## Begin EXCERPTED DATA

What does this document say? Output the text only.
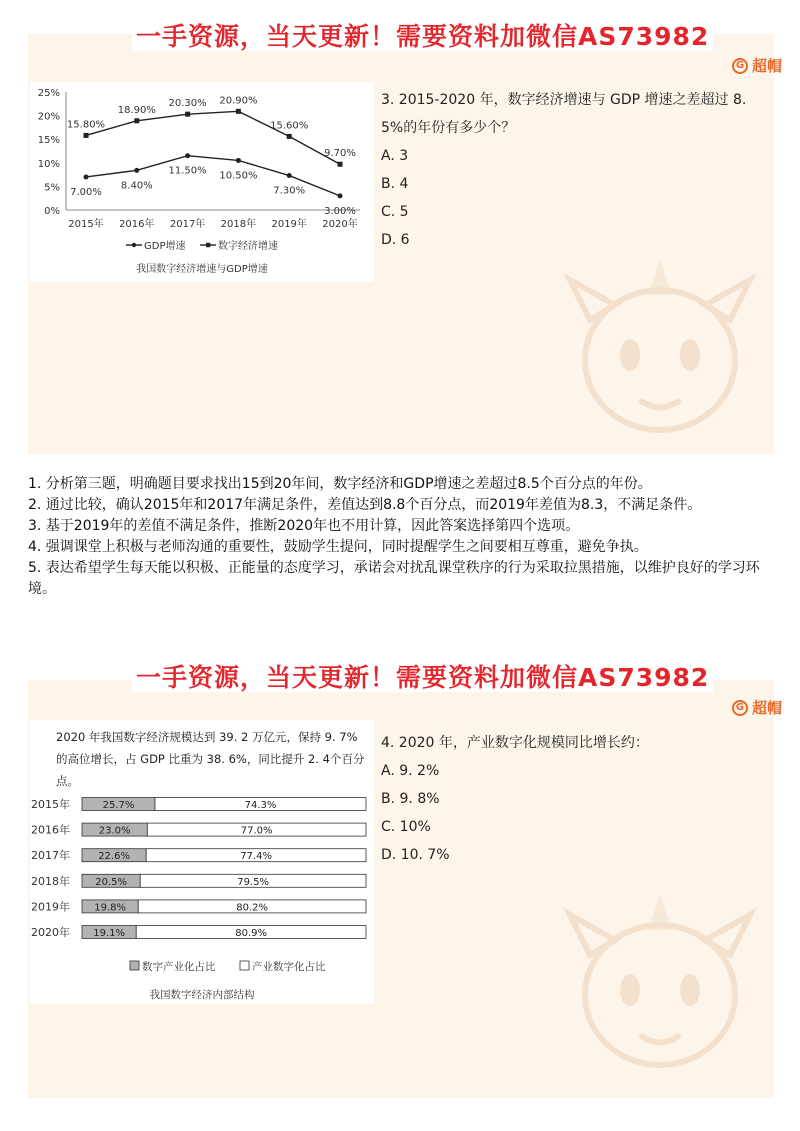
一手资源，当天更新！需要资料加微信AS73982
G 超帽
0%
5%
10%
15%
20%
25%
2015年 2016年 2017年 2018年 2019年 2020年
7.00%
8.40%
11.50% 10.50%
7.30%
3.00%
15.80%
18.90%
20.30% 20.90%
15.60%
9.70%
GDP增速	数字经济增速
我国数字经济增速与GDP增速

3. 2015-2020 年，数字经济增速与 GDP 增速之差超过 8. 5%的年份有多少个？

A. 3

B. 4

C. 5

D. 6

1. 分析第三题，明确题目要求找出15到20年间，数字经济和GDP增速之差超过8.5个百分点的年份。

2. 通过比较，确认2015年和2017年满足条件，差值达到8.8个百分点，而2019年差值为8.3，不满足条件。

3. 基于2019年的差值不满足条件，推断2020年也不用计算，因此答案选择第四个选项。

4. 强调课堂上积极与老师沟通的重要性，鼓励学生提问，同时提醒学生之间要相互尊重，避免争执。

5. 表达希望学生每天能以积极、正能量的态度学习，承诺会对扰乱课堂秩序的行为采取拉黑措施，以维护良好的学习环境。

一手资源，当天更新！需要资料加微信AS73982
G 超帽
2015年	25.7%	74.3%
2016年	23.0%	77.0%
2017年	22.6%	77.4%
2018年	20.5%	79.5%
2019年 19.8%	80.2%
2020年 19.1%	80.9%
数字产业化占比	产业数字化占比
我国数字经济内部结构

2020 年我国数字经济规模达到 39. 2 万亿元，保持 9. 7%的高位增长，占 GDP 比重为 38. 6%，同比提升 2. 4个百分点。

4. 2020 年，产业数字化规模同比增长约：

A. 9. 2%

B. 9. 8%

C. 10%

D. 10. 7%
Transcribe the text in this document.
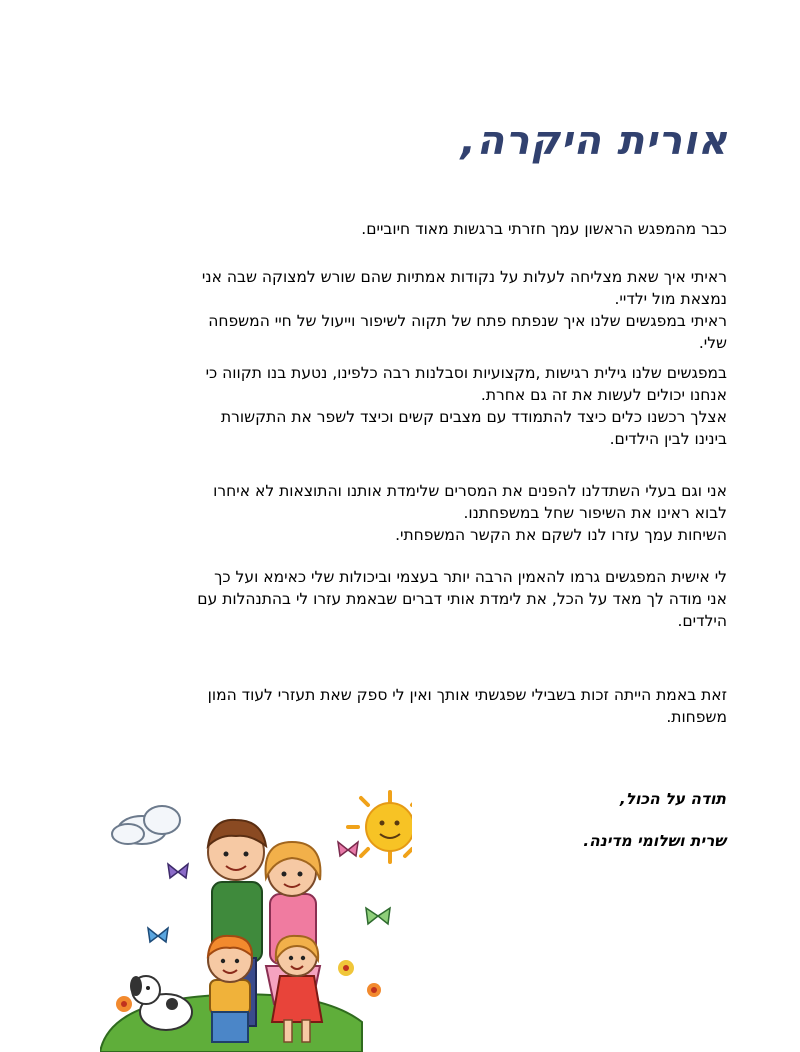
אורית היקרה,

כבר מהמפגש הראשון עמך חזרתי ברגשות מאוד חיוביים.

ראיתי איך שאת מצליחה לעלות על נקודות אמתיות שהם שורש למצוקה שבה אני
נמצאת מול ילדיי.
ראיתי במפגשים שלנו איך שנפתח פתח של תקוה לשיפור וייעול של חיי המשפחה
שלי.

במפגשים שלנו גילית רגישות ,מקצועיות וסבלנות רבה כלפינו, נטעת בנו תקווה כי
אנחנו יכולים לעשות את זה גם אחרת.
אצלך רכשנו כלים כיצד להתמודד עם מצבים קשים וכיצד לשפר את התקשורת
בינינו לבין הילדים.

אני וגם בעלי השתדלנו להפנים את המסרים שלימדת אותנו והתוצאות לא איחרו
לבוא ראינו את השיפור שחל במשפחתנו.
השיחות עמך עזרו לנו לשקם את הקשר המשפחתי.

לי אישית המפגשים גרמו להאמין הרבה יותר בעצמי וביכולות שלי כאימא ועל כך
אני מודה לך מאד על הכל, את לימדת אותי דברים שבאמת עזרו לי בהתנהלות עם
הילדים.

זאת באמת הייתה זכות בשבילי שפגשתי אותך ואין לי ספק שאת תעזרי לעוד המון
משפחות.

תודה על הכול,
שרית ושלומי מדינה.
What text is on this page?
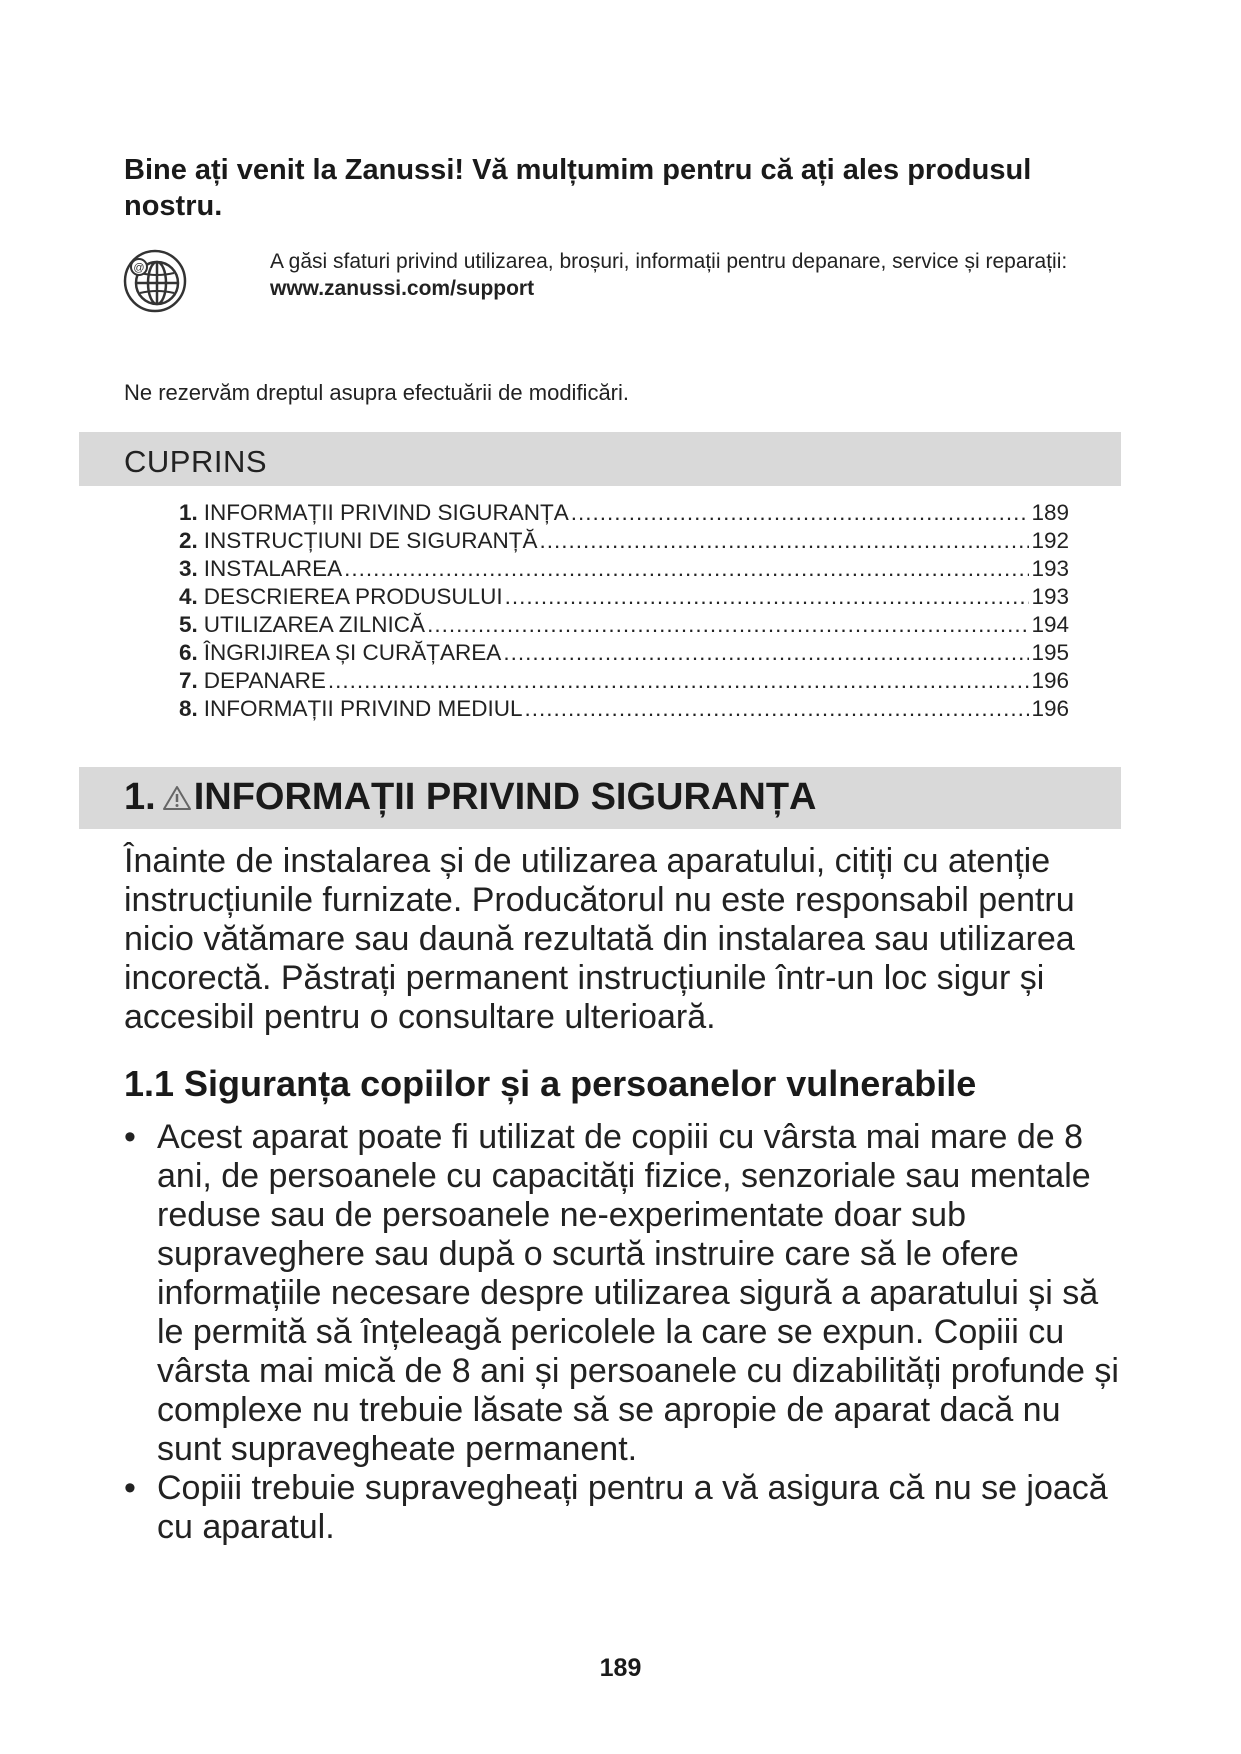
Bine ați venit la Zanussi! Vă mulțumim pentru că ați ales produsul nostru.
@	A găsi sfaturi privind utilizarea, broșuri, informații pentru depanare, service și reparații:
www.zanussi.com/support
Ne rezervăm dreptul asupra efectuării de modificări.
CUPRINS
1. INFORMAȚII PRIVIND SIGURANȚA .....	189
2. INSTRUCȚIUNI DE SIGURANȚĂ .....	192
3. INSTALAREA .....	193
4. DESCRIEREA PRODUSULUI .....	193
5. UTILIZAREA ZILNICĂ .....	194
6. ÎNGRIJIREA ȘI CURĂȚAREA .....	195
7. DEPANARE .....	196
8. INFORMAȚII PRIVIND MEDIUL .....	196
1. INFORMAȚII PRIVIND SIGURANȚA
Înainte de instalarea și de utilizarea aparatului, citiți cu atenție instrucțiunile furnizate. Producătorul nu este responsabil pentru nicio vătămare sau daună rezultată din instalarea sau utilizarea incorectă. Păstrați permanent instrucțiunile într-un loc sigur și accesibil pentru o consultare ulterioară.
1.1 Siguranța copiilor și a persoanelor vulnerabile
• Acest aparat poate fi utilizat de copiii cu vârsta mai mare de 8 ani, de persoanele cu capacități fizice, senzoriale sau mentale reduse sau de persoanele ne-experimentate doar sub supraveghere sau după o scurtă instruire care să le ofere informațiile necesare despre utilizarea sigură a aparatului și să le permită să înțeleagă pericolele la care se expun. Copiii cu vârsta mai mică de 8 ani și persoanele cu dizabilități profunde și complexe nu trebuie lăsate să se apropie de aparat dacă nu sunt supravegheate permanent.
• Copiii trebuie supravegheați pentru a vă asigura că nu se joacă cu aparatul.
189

## End EXCERPTED DATA

→ **TASK INSTRUCTIONS**
Repeat the material above in full and unchanged, minus its images.

→ **EXERCISE SOLUTION**
What does this document say? Output the text only.
一手资源，当天更新！需要资料加微信AS73982
G 超帽
0%
5%
10%
15%
20%
25%
2015年 2016年 2017年 2018年 2019年 2020年
7.00%
8.40%
11.50% 10.50%
7.30%
3.00%
15.80%
18.90%
20.30% 20.90%
15.60%
9.70%
GDP增速	数字经济增速
我国数字经济增速与GDP增速

3. 2015-2020 年，数字经济增速与 GDP 增速之差超过 8. 5%的年份有多少个？

A. 3

B. 4

C. 5

D. 6

1. 分析第三题，明确题目要求找出15到20年间，数字经济和GDP增速之差超过8.5个百分点的年份。

2. 通过比较，确认2015年和2017年满足条件，差值达到8.8个百分点，而2019年差值为8.3，不满足条件。

3. 基于2019年的差值不满足条件，推断2020年也不用计算，因此答案选择第四个选项。

4. 强调课堂上积极与老师沟通的重要性，鼓励学生提问，同时提醒学生之间要相互尊重，避免争执。

5. 表达希望学生每天能以积极、正能量的态度学习，承诺会对扰乱课堂秩序的行为采取拉黑措施，以维护良好的学习环境。

一手资源，当天更新！需要资料加微信AS73982
G 超帽
2015年	25.7%	74.3%
2016年	23.0%	77.0%
2017年	22.6%	77.4%
2018年	20.5%	79.5%
2019年 19.8%	80.2%
2020年 19.1%	80.9%
数字产业化占比	产业数字化占比
我国数字经济内部结构

2020 年我国数字经济规模达到 39. 2 万亿元，保持 9. 7%的高位增长，占 GDP 比重为 38. 6%，同比提升 2. 4个百分点。

4. 2020 年，产业数字化规模同比增长约：

A. 9. 2%

B. 9. 8%

C. 10%

D. 10. 7%
Transcribe the text in this document.
אורית היקרה,

כבר מהמפגש הראשון עמך חזרתי ברגשות מאוד חיוביים.

ראיתי איך שאת מצליחה לעלות על נקודות אמתיות שהם שורש למצוקה שבה אני
נמצאת מול ילדיי.
ראיתי במפגשים שלנו איך שנפתח פתח של תקוה לשיפור וייעול של חיי המשפחה
שלי.

במפגשים שלנו גילית רגישות ,מקצועיות וסבלנות רבה כלפינו, נטעת בנו תקווה כי
אנחנו יכולים לעשות את זה גם אחרת.
אצלך רכשנו כלים כיצד להתמודד עם מצבים קשים וכיצד לשפר את התקשורת
בינינו לבין הילדים.

אני וגם בעלי השתדלנו להפנים את המסרים שלימדת אותנו והתוצאות לא איחרו
לבוא ראינו את השיפור שחל במשפחתנו.
השיחות עמך עזרו לנו לשקם את הקשר המשפחתי.

לי אישית המפגשים גרמו להאמין הרבה יותר בעצמי וביכולות שלי כאימא ועל כך
אני מודה לך מאד על הכל, את לימדת אותי דברים שבאמת עזרו לי בהתנהלות עם
הילדים.

זאת באמת הייתה זכות בשבילי שפגשתי אותך ואין לי ספק שאת תעזרי לעוד המון
משפחות.

תודה על הכול,
שרית ושלומי מדינה.
What text is on this page?
Bine ați venit la Zanussi! Vă mulțumim pentru că ați ales produsul nostru.
@	A găsi sfaturi privind utilizarea, broșuri, informații pentru depanare, service și reparații:
www.zanussi.com/support
Ne rezervăm dreptul asupra efectuării de modificări.
CUPRINS
1. INFORMAȚII PRIVIND SIGURANȚA .....	189
2. INSTRUCȚIUNI DE SIGURANȚĂ .....	192
3. INSTALAREA .....	193
4. DESCRIEREA PRODUSULUI .....	193
5. UTILIZAREA ZILNICĂ .....	194
6. ÎNGRIJIREA ȘI CURĂȚAREA .....	195
7. DEPANARE .....	196
8. INFORMAȚII PRIVIND MEDIUL .....	196
1. INFORMAȚII PRIVIND SIGURANȚA
Înainte de instalarea și de utilizarea aparatului, citiți cu atenție instrucțiunile furnizate. Producătorul nu este responsabil pentru nicio vătămare sau daună rezultată din instalarea sau utilizarea incorectă. Păstrați permanent instrucțiunile într-un loc sigur și accesibil pentru o consultare ulterioară.
1.1 Siguranța copiilor și a persoanelor vulnerabile
• Acest aparat poate fi utilizat de copiii cu vârsta mai mare de 8 ani, de persoanele cu capacități fizice, senzoriale sau mentale reduse sau de persoanele ne-experimentate doar sub supraveghere sau după o scurtă instruire care să le ofere informațiile necesare despre utilizarea sigură a aparatului și să le permită să înțeleagă pericolele la care se expun. Copiii cu vârsta mai mică de 8 ani și persoanele cu dizabilități profunde și complexe nu trebuie lăsate să se apropie de aparat dacă nu sunt supravegheate permanent.
• Copiii trebuie supravegheați pentru a vă asigura că nu se joacă cu aparatul.
189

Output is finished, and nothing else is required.